O que fazer>
[a] Na crítica sobre o filme Da Vinci, quem é apontado como autor do roteiro da adaptação?
[b] Apresente como tabela Markdown, com as colunas Nº e Linha, as linhas dos registros que vão do início até a linha que contém "- series-line: [131, 354, 724, 434]", inclusive, deixando de fora as linhas em branco.

Texto dado>

▬▬▬

Não defendo o filme, que é muito fraco mesmo, mas Da Vinci foi condenado ao fracasso mesmo do ponto de vista mercadológico – uma sentença no mínimo precipitada. Os rumores que anteciparam a projeção, equivocados, davam conta de um filme de tirar o fôlego, explorando o caráter de ação non stop do livro de Dan Brown. Mas a adaptação de Akiva Goldsman (roteiro) e Ron Howard (direção) vai por um caminho diferente. A ênfase está no caráter “histórico” – ou melhor, na confusão entre fato e mito, entre história e estória, que o livro já explorava de forma perversamente brilhante – e, sobretudo, nos temas espirituais e religiosos.

Do ponto de vista narrativo, Da Vinci é um filme lento que dá longas pausas nas perseguições e fugas para explicar tim-tim-por-tim-tim, em longos diálogos ou flashbacks ilustrados, as teorias que propõe. É como uma versão em Power Point do livro – por exemplo, as letras dos anagramas são iluminadas para que o espectador possa acompanhar claramente o raciocínio do herói na decifração dos códigos (um recurso que Howard já havia utilizado em Uma mente brilhante). O filme oferece ao espectador aquilo que ele não encontrou no livro (pelo menos a edição mais comum), as “imagens” dos quadros-personagens (a Monalisa, a Santa Ceia, a Virgem das Rochas), que são animadas com movimentos que ajudam a revelar os “detalhes escondidos”.

Mas o que impressiona mais são os flashbacks: têm exatamente o mesmo tratamento visual e o mesmo estatuto o passado dos personagens (Landgon caindo no poço, o acidente de carro de Sophie, a infância do monge assassino) e a “nova versão” da “história” de Jesus e da Igreja Católica. São como pinturas que ganham vida, numa espécie de grande e confuso caleidoscópio, no qual aquilo que se vê ganha um estranho e antiquado estatuto de “verdade”.”

▬▬▬

Dados da tarefa>
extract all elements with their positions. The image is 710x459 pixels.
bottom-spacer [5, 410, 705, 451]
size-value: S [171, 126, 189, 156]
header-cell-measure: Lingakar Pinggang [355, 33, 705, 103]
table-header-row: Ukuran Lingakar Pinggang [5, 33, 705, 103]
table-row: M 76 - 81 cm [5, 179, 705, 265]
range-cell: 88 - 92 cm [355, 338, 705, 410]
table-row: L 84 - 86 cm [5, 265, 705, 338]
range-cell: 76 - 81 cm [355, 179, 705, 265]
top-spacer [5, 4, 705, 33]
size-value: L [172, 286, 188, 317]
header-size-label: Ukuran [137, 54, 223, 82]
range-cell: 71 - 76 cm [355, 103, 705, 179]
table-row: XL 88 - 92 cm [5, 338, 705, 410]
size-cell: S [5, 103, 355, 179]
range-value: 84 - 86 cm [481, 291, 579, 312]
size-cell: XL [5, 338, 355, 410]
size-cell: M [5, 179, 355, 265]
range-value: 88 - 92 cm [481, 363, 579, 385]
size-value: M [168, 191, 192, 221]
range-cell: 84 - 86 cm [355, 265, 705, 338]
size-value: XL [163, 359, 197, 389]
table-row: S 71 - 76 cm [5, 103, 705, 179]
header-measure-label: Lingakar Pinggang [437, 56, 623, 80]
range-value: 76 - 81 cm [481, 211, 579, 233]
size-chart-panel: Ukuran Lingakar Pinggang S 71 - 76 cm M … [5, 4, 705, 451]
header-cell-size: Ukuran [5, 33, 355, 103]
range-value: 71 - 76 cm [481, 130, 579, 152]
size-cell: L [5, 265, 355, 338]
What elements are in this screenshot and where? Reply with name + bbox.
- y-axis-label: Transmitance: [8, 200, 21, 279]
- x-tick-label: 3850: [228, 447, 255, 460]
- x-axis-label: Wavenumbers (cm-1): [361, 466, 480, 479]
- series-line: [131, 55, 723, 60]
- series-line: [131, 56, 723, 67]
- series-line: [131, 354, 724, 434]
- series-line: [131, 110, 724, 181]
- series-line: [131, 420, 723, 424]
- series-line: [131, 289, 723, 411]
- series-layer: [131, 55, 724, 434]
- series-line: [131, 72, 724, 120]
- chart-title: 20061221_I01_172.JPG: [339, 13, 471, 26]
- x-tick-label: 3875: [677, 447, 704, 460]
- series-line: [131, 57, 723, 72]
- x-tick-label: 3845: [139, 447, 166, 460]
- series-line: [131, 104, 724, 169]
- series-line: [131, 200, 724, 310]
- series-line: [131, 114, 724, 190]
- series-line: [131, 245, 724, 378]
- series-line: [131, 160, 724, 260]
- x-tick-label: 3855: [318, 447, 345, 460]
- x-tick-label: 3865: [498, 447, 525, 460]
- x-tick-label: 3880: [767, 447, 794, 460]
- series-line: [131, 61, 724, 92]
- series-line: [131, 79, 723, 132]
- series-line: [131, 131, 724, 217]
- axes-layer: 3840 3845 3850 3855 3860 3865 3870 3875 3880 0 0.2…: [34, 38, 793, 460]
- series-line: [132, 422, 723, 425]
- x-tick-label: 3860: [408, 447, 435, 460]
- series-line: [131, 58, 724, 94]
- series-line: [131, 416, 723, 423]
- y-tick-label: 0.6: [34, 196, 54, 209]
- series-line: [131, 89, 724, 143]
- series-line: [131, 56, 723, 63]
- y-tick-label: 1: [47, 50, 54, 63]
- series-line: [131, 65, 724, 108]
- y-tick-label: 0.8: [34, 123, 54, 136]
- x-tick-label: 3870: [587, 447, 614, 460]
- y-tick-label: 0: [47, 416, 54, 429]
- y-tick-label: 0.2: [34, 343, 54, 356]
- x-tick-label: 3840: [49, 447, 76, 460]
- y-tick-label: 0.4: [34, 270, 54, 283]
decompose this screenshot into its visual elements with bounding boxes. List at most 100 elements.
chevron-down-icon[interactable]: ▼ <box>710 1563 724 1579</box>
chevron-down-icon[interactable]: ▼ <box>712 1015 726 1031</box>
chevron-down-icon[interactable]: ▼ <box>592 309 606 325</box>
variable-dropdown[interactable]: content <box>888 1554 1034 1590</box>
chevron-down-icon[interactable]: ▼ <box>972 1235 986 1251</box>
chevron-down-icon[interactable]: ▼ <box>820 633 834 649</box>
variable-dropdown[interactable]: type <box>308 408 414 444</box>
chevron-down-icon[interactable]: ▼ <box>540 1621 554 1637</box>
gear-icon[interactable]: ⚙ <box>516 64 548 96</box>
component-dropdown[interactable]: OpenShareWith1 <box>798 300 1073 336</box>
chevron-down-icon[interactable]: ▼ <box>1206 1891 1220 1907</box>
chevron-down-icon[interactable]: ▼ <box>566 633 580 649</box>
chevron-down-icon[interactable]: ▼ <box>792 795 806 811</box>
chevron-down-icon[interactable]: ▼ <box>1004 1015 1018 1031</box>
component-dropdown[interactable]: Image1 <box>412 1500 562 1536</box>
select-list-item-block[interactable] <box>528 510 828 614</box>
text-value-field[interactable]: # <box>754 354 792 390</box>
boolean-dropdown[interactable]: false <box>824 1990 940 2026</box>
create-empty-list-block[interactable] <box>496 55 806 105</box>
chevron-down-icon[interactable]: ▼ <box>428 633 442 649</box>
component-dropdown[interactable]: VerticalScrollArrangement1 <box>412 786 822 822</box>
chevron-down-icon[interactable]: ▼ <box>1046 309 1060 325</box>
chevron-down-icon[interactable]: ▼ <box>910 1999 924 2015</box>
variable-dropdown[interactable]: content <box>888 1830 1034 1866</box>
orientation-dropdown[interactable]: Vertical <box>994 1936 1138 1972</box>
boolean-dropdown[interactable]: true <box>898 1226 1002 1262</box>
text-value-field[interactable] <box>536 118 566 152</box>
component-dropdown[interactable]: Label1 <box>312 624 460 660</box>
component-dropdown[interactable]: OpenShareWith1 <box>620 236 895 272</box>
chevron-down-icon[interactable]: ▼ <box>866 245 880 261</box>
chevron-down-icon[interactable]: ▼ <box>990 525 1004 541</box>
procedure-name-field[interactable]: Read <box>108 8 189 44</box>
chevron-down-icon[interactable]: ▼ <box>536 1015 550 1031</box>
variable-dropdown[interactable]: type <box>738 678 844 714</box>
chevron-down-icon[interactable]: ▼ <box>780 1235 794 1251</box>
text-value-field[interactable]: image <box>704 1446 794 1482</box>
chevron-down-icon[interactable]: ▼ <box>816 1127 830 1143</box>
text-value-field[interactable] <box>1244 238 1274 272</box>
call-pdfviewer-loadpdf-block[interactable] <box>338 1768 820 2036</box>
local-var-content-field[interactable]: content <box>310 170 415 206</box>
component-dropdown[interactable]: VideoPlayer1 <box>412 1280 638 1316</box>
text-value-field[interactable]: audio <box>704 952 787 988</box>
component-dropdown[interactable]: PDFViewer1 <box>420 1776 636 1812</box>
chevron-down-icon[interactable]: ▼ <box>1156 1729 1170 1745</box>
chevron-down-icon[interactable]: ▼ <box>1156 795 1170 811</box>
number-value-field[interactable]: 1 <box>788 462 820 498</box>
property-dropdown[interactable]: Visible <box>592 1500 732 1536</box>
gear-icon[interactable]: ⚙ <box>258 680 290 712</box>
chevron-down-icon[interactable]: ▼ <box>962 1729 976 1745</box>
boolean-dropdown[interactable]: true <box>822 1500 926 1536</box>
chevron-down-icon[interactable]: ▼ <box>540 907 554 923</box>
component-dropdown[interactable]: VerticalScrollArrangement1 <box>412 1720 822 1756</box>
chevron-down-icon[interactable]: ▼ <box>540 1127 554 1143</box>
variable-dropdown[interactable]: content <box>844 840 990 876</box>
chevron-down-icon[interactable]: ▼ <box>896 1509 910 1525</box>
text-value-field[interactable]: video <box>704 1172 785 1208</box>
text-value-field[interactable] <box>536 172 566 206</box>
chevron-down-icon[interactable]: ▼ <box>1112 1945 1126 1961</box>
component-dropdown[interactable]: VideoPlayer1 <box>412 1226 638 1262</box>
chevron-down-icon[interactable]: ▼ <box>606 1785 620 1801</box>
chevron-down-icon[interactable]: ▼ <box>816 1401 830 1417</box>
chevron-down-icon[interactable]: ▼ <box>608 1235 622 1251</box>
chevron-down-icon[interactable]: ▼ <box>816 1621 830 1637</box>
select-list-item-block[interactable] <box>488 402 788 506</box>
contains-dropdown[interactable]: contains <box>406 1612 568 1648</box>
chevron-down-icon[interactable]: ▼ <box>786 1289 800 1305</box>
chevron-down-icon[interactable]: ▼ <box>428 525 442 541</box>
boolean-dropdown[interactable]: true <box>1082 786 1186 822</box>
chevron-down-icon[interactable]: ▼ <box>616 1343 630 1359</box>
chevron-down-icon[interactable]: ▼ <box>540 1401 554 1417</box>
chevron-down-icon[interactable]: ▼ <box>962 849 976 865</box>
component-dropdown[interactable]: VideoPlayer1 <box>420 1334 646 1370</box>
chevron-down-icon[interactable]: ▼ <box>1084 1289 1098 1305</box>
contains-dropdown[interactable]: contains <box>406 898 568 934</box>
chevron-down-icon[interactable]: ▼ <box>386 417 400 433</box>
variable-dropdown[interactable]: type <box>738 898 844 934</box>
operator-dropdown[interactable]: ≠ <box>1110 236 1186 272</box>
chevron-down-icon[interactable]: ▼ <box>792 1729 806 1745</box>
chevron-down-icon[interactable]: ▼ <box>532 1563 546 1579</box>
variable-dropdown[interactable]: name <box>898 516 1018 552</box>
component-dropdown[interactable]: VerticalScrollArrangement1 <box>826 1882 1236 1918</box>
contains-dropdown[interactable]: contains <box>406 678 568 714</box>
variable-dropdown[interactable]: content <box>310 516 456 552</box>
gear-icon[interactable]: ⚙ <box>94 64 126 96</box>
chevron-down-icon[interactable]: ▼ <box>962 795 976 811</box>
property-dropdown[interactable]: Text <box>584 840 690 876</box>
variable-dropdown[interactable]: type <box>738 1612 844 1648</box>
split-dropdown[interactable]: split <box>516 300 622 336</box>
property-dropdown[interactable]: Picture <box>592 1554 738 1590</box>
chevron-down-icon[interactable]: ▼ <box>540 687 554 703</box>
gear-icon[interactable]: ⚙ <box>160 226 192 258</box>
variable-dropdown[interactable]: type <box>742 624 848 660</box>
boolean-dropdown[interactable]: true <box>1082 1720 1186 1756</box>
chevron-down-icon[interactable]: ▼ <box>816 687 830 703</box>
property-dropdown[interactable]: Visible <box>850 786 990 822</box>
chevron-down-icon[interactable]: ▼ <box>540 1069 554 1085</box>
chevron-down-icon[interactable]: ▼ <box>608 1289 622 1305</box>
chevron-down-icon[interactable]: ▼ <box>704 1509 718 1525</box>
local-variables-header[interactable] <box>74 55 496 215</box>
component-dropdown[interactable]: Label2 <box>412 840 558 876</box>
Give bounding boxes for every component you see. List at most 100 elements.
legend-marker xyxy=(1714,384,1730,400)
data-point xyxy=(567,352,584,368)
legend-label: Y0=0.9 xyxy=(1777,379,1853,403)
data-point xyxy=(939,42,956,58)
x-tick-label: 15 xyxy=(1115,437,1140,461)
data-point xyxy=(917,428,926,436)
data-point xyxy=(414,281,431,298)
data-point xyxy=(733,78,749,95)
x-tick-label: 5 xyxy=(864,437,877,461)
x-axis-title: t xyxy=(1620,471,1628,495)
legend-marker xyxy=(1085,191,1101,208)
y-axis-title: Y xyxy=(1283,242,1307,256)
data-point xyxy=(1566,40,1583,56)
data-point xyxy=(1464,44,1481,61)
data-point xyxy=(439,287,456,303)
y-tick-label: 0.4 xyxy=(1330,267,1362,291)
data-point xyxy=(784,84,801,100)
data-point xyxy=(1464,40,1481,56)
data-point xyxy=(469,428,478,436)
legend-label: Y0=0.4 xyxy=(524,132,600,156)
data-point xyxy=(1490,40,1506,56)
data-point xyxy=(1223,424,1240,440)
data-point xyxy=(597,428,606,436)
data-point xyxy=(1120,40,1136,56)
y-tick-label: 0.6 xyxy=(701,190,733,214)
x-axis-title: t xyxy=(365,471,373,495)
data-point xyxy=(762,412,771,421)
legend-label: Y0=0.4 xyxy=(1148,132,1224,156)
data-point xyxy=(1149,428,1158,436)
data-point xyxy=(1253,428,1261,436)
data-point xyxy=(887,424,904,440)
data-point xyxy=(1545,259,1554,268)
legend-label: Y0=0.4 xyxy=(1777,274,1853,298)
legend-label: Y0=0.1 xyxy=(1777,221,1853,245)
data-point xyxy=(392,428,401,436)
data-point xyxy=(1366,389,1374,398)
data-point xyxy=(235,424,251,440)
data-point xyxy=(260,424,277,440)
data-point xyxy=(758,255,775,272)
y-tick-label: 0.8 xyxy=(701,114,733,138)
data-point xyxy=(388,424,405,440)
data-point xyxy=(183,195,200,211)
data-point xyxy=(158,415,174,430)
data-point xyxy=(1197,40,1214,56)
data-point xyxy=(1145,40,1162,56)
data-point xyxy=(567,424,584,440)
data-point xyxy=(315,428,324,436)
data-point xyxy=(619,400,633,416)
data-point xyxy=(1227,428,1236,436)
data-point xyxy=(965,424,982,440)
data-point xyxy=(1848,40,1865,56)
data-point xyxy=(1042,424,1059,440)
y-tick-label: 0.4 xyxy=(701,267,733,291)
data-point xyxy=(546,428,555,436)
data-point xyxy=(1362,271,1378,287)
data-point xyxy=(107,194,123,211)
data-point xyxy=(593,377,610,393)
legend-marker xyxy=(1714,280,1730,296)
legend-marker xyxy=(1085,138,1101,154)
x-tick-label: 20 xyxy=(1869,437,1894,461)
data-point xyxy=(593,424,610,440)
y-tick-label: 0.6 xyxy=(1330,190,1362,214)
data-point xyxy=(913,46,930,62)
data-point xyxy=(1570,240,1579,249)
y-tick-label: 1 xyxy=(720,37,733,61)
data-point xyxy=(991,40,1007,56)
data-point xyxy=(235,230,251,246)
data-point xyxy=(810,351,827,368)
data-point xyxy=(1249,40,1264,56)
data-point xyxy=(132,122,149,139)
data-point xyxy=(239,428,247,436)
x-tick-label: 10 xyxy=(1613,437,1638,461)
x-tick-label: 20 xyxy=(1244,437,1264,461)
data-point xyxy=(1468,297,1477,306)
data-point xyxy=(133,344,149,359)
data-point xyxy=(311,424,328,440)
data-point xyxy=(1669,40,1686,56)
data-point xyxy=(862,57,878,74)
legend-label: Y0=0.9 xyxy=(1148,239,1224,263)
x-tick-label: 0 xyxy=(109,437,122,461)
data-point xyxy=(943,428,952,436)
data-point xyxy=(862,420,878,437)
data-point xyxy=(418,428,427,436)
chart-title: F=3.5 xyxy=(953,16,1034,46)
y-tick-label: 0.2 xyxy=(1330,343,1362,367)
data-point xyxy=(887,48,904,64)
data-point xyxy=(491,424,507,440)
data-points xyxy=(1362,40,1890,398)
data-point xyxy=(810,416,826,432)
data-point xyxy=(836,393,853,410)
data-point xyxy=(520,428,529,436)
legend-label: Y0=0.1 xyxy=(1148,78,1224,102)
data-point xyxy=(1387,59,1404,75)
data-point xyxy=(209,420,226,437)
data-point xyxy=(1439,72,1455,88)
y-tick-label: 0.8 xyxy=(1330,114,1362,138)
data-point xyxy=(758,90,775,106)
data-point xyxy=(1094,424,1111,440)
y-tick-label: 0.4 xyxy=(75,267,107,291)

▬▬▬

Respostas completas>
[a] Akiva Goldsman.

[b]
| Nº | Linha |
|---|---|
| 1 | extract all elements with their positions. The image is 710x459 pixels. |
| 2 | bottom-spacer [5, 410, 705, 451] |
| 3 | size-value: S [171, 126, 189, 156] |
| 4 | header-cell-measure: Lingakar Pinggang [355, 33, 705, 103] |
| 5 | table-header-row: Ukuran Lingakar Pinggang [5, 33, 705, 103] |
| 6 | table-row: M 76 - 81 cm [5, 179, 705, 265] |
| 7 | range-cell: 88 - 92 cm [355, 338, 705, 410] |
| 8 | table-row: L 84 - 86 cm [5, 265, 705, 338] |
| 9 | range-cell: 76 - 81 cm [355, 179, 705, 265] |
| 10 | top-spacer [5, 4, 705, 33] |
| 11 | size-value: L [172, 286, 188, 317] |
| 12 | header-size-label: Ukuran [137, 54, 223, 82] |
| 13 | range-cell: 71 - 76 cm [355, 103, 705, 179] |
| 14 | table-row: XL 88 - 92 cm [5, 338, 705, 410] |
| 15 | size-cell: S [5, 103, 355, 179] |
| 16 | range-value: 84 - 86 cm [481, 291, 579, 312] |
| 17 | size-cell: XL [5, 338, 355, 410] |
| 18 | size-cell: M [5, 179, 355, 265] |
| 19 | range-value: 88 - 92 cm [481, 363, 579, 385] |
| 20 | size-value: M [168, 191, 192, 221] |
| 21 | range-cell: 84 - 86 cm [355, 265, 705, 338] |
| 22 | size-value: XL [163, 359, 197, 389] |
| 23 | table-row: S 71 - 76 cm [5, 103, 705, 179] |
| 24 | header-measure-label: Lingakar Pinggang [437, 56, 623, 80] |
| 25 | range-value: 76 - 81 cm [481, 211, 579, 233] |
| 26 | size-chart-panel: Ukuran Lingakar Pinggang S 71 - 76 cm M … [5, 4, 705, 451] |
| 27 | header-cell-size: Ukuran [5, 33, 355, 103] |
| 28 | range-value: 71 - 76 cm [481, 130, 579, 152] |
| 29 | size-cell: L [5, 265, 355, 338] |
| 30 | What elements are in this screenshot and where? Reply with name + bbox. |
| 31 | - y-axis-label: Transmitance: [8, 200, 21, 279] |
| 32 | - x-tick-label: 3850: [228, 447, 255, 460] |
| 33 | - x-axis-label: Wavenumbers (cm-1): [361, 466, 480, 479] |
| 34 | - series-line: [131, 55, 723, 60] |
| 35 | - series-line: [131, 56, 723, 67] |
| 36 | - series-line: [131, 354, 724, 434] |